* **What the task asks**: Scan the records below for the word "consumption" and give only the number of lines that hold it.

* **Dataset records on visual material**:
::::::::::
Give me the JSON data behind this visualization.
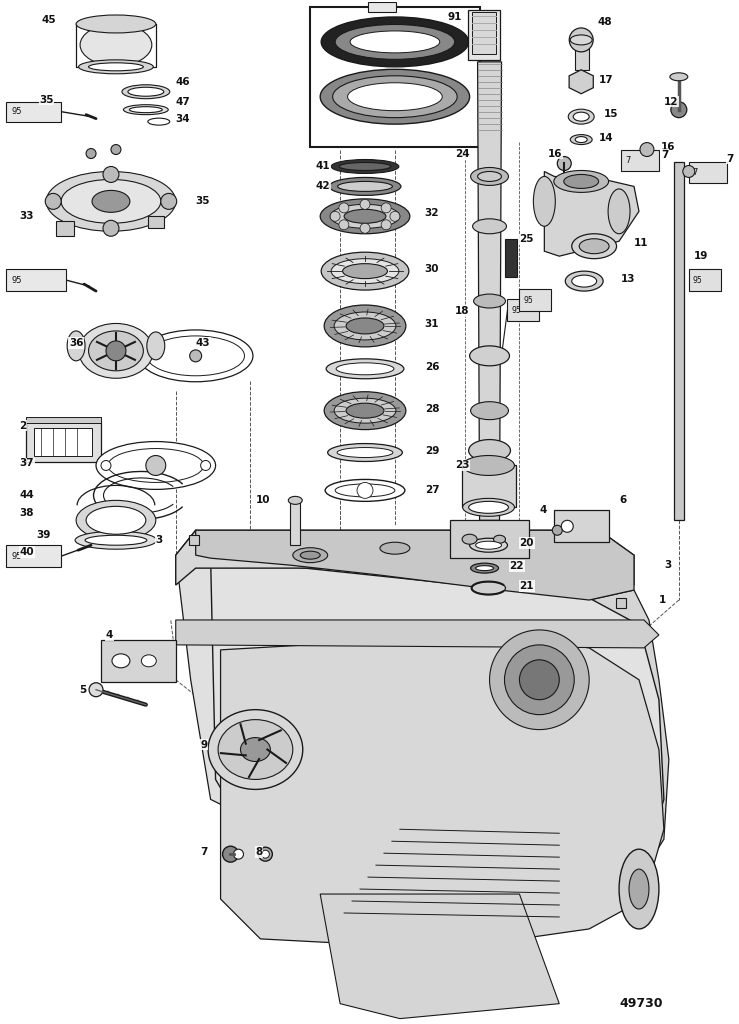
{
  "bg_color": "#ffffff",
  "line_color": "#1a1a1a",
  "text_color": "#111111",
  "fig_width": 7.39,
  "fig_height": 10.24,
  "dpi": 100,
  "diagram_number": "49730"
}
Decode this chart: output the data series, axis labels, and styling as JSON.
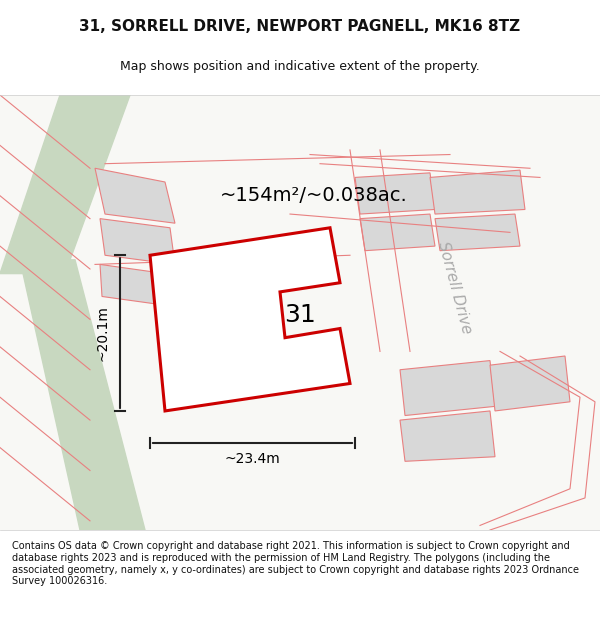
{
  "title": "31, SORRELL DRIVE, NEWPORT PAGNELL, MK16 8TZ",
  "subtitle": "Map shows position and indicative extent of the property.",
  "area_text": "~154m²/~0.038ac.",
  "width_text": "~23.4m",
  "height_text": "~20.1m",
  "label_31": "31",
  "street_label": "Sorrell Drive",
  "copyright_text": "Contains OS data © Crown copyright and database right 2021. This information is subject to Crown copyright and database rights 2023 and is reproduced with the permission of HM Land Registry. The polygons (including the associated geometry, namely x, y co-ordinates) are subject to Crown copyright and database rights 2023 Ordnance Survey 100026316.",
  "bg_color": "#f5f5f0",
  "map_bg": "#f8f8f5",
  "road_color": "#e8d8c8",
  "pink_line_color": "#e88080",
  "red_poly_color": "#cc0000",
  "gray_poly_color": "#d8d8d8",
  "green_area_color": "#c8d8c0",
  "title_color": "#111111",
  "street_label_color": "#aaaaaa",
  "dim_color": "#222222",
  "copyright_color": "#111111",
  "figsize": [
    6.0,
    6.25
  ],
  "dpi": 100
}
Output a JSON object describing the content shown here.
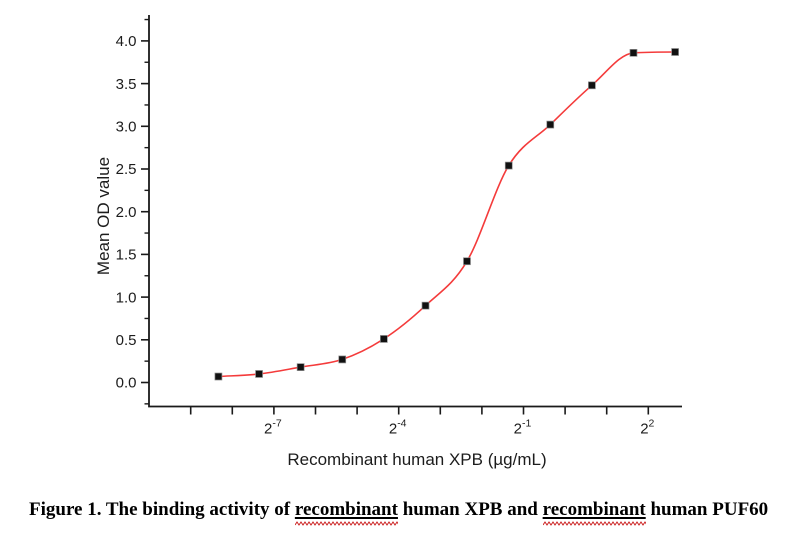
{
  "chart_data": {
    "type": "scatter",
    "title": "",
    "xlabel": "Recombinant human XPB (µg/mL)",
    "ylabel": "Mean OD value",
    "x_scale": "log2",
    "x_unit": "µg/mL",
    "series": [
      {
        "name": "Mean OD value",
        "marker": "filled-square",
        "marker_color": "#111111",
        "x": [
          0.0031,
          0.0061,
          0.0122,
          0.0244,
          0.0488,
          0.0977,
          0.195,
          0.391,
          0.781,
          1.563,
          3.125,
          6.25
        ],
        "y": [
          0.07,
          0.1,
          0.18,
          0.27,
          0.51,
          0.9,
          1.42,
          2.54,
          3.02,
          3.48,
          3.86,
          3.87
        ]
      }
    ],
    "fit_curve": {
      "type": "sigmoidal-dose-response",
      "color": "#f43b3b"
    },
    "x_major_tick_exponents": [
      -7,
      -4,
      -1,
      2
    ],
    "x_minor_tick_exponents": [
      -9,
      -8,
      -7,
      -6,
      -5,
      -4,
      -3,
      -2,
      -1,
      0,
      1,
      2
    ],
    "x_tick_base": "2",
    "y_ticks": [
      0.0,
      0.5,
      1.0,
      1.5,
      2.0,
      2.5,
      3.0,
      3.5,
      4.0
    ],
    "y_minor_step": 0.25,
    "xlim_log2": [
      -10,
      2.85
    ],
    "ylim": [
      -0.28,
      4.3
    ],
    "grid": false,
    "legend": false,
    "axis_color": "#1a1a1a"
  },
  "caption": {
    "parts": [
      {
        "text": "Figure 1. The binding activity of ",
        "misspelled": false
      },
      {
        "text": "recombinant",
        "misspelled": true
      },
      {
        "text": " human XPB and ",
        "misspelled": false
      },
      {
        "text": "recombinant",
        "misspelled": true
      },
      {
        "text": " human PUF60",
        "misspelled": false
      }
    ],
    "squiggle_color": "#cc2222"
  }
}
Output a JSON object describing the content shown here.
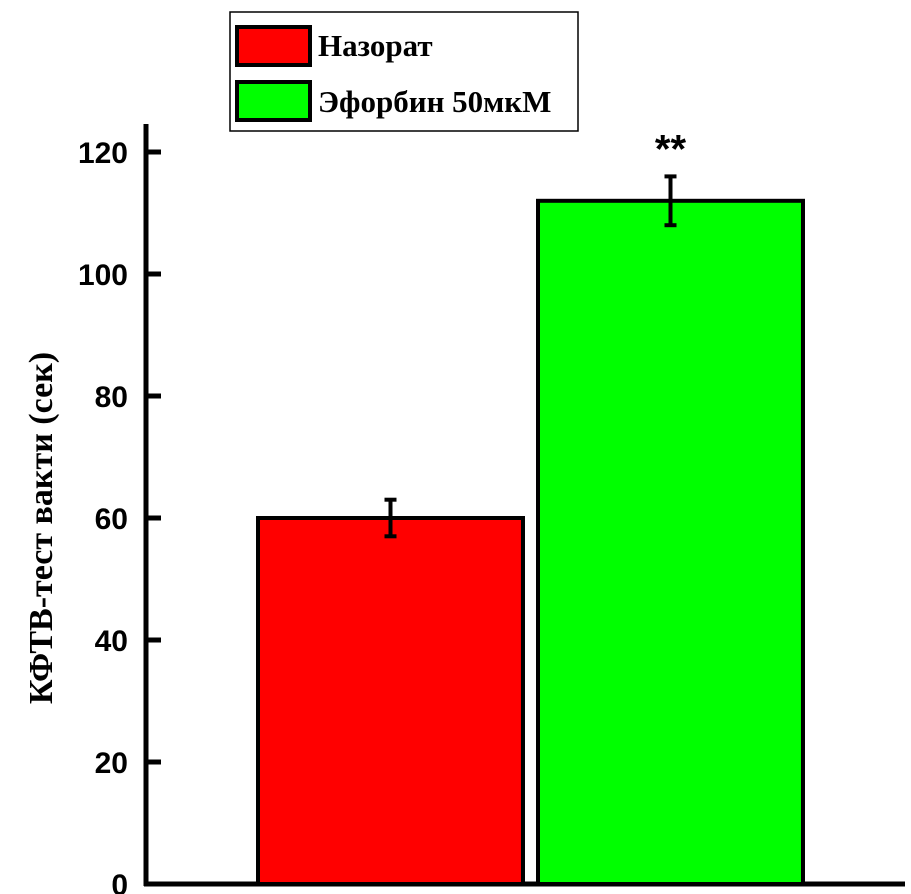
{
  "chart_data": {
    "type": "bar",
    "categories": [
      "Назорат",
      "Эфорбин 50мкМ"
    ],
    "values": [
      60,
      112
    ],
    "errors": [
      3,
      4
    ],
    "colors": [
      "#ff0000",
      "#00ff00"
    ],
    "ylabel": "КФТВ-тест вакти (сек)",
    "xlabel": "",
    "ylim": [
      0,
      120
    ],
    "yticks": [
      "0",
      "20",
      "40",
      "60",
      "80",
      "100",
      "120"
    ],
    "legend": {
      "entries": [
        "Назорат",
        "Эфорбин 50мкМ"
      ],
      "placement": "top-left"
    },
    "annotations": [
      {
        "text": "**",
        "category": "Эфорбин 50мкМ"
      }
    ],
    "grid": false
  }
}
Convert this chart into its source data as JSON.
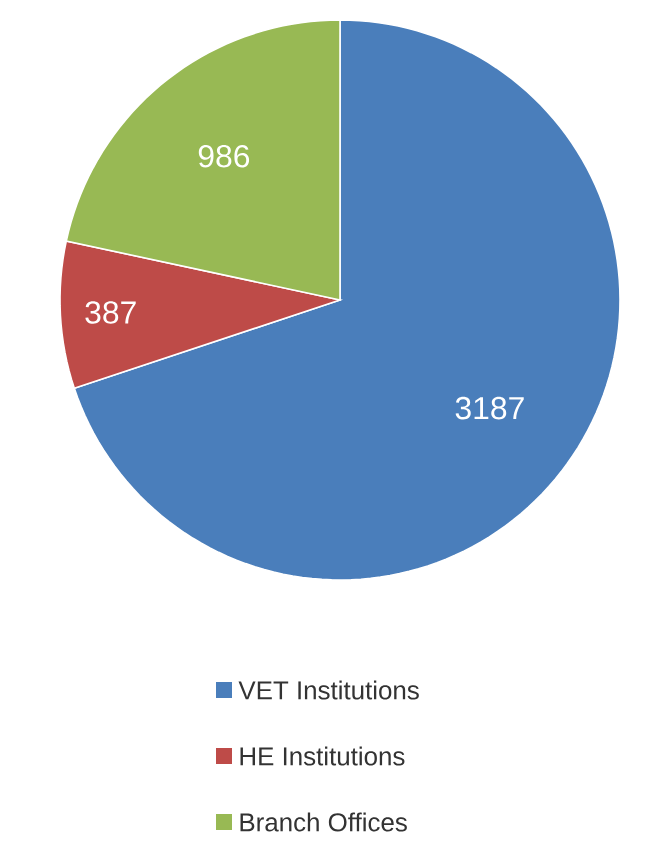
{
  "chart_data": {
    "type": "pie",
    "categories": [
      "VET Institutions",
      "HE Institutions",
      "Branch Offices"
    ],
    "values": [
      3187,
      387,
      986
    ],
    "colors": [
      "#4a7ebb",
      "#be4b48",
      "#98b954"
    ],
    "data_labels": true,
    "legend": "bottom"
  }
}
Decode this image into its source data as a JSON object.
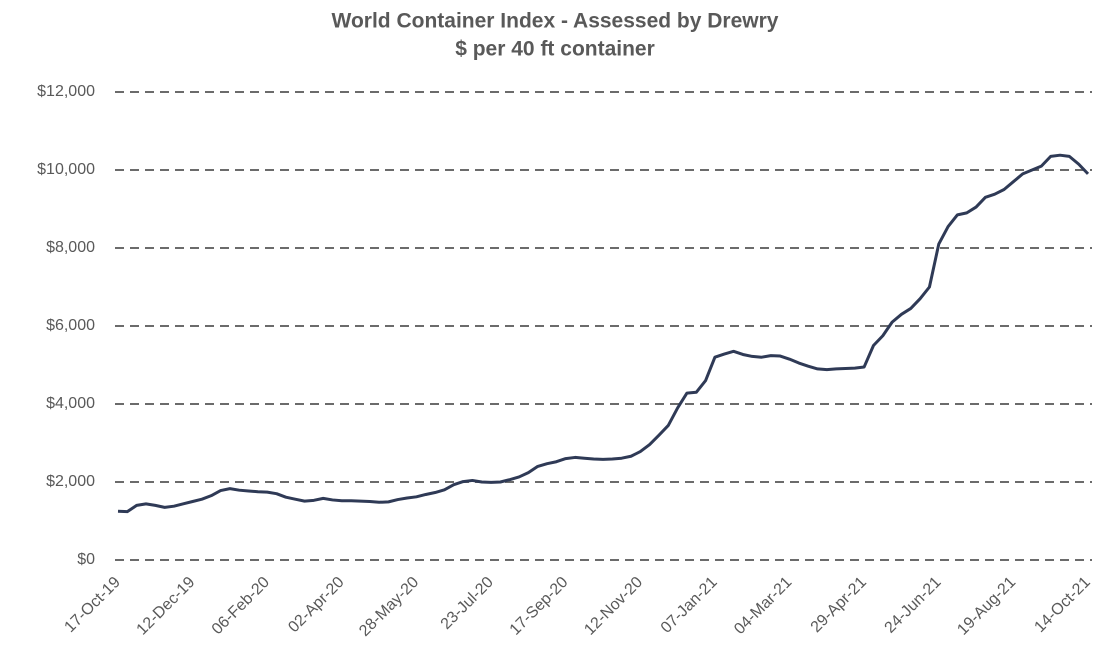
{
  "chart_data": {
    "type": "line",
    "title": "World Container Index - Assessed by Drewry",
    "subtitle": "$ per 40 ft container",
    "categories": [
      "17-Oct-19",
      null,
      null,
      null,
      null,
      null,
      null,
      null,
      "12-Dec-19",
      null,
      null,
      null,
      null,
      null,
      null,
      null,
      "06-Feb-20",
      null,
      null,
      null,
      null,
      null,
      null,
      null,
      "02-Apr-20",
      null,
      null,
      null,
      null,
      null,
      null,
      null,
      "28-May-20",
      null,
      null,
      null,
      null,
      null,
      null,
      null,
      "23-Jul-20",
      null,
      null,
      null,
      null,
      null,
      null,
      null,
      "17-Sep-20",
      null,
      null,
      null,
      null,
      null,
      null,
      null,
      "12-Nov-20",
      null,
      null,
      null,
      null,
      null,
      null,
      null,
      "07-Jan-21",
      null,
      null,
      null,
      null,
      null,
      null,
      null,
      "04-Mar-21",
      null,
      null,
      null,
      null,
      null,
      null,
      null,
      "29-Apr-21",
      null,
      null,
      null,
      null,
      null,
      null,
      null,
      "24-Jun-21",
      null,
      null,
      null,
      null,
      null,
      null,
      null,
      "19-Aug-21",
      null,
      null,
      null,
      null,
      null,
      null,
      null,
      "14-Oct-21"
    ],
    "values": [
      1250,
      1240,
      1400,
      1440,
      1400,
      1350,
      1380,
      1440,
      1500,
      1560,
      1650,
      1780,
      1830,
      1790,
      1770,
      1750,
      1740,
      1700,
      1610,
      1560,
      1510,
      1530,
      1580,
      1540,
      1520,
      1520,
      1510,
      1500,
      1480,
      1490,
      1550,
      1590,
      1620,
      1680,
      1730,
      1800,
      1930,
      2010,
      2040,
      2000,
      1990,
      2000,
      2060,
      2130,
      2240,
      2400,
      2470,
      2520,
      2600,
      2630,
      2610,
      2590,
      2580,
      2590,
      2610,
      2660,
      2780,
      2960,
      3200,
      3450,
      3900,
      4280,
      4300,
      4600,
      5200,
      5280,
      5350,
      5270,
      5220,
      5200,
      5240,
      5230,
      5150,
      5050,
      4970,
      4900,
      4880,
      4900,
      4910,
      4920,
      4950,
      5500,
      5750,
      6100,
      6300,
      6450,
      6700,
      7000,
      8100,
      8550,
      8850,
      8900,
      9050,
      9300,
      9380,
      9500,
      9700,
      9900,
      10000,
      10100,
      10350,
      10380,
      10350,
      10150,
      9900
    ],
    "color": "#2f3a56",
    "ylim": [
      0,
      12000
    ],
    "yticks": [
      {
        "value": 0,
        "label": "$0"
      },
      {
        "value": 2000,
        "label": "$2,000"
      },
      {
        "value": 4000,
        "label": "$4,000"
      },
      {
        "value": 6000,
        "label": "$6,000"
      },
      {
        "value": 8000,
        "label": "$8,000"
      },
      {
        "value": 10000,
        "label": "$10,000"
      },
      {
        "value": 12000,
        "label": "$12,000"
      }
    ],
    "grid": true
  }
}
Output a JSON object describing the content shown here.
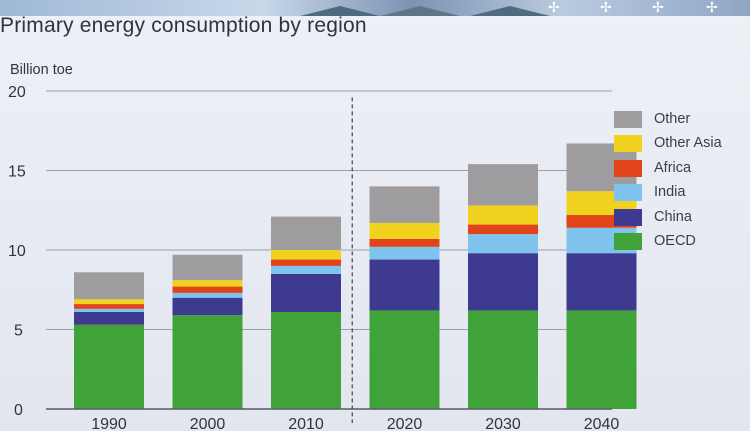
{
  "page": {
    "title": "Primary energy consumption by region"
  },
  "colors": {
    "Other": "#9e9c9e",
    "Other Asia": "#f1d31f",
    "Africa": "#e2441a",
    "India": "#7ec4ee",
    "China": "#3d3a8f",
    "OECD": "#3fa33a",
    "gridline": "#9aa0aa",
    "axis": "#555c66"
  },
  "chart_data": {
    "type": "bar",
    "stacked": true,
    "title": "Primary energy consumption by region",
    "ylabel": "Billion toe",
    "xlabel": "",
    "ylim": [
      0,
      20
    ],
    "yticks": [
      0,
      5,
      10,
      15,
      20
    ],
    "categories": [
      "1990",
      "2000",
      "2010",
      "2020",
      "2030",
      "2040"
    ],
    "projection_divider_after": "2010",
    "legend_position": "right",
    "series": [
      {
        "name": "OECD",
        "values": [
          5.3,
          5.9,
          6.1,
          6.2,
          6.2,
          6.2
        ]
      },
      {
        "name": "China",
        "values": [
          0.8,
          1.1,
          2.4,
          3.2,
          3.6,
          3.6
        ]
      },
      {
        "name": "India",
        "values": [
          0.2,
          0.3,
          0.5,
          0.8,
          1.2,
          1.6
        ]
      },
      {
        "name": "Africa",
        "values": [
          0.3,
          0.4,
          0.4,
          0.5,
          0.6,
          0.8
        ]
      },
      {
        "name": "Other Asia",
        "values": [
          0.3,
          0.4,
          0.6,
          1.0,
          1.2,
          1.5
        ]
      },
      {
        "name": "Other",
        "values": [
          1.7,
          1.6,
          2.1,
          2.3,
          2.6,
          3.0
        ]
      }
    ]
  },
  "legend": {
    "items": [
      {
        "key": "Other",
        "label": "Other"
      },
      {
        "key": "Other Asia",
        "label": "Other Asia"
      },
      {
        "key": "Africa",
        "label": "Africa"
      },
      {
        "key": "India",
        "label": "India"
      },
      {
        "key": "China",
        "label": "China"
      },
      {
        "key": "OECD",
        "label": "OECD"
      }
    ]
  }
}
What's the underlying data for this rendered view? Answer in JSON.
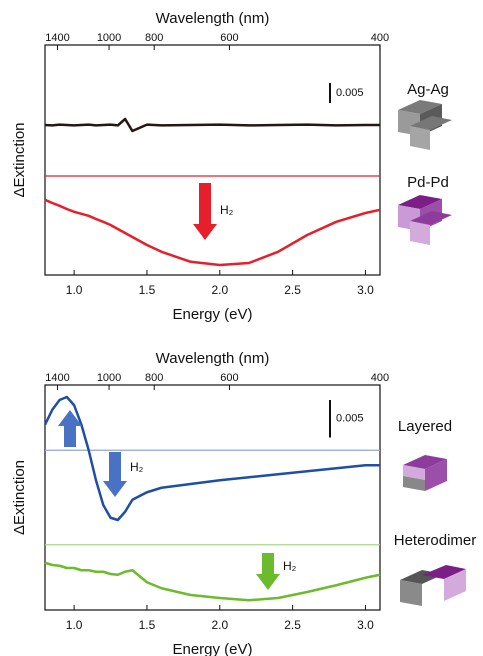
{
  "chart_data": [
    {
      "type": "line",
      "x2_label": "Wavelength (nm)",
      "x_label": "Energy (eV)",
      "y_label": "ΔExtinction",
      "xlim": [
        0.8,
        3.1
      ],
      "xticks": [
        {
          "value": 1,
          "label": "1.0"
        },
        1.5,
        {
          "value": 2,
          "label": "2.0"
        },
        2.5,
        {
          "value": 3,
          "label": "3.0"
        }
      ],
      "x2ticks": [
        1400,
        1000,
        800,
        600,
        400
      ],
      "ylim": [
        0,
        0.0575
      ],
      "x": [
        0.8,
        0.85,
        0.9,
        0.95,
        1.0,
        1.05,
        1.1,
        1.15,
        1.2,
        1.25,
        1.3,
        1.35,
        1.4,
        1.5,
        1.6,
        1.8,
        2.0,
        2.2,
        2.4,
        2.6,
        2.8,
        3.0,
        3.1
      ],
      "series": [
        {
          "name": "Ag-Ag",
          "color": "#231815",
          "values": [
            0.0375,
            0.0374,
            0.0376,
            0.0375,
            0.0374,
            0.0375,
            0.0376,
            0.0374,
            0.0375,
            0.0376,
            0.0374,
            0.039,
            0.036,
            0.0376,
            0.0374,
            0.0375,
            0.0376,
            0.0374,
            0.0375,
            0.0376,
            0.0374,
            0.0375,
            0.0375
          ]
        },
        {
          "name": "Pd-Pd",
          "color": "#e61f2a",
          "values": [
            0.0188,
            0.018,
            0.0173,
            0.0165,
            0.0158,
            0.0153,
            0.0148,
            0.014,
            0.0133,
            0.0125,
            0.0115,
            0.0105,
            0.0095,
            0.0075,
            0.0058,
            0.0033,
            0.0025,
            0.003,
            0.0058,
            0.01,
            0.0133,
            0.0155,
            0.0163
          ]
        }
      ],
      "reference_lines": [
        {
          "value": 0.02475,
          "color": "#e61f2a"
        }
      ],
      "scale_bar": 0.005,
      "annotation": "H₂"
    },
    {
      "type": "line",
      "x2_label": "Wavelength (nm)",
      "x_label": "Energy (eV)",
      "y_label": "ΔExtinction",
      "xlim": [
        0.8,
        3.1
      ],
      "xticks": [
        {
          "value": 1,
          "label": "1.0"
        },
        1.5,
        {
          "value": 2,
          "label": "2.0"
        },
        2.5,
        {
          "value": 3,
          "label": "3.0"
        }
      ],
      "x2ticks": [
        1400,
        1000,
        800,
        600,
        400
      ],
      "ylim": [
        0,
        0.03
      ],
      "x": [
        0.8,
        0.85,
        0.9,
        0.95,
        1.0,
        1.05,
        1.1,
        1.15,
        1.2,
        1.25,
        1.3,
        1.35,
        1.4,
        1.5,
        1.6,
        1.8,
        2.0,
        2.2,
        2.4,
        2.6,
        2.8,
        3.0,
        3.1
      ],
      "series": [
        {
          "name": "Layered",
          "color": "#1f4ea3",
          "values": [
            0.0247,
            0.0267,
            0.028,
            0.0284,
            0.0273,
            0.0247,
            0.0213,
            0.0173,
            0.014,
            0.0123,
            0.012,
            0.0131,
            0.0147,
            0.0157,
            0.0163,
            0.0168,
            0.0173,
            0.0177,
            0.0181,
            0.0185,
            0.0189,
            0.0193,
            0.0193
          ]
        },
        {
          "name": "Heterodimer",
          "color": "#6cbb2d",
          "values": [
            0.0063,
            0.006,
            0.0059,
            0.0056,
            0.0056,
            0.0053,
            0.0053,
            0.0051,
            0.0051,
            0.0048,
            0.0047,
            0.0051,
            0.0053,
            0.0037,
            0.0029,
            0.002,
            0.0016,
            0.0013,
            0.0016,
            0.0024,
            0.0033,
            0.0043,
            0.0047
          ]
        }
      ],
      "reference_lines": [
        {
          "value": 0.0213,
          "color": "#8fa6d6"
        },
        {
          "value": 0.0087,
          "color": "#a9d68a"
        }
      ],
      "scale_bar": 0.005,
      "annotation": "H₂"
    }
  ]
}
::::::::::
* **Complete output**: 2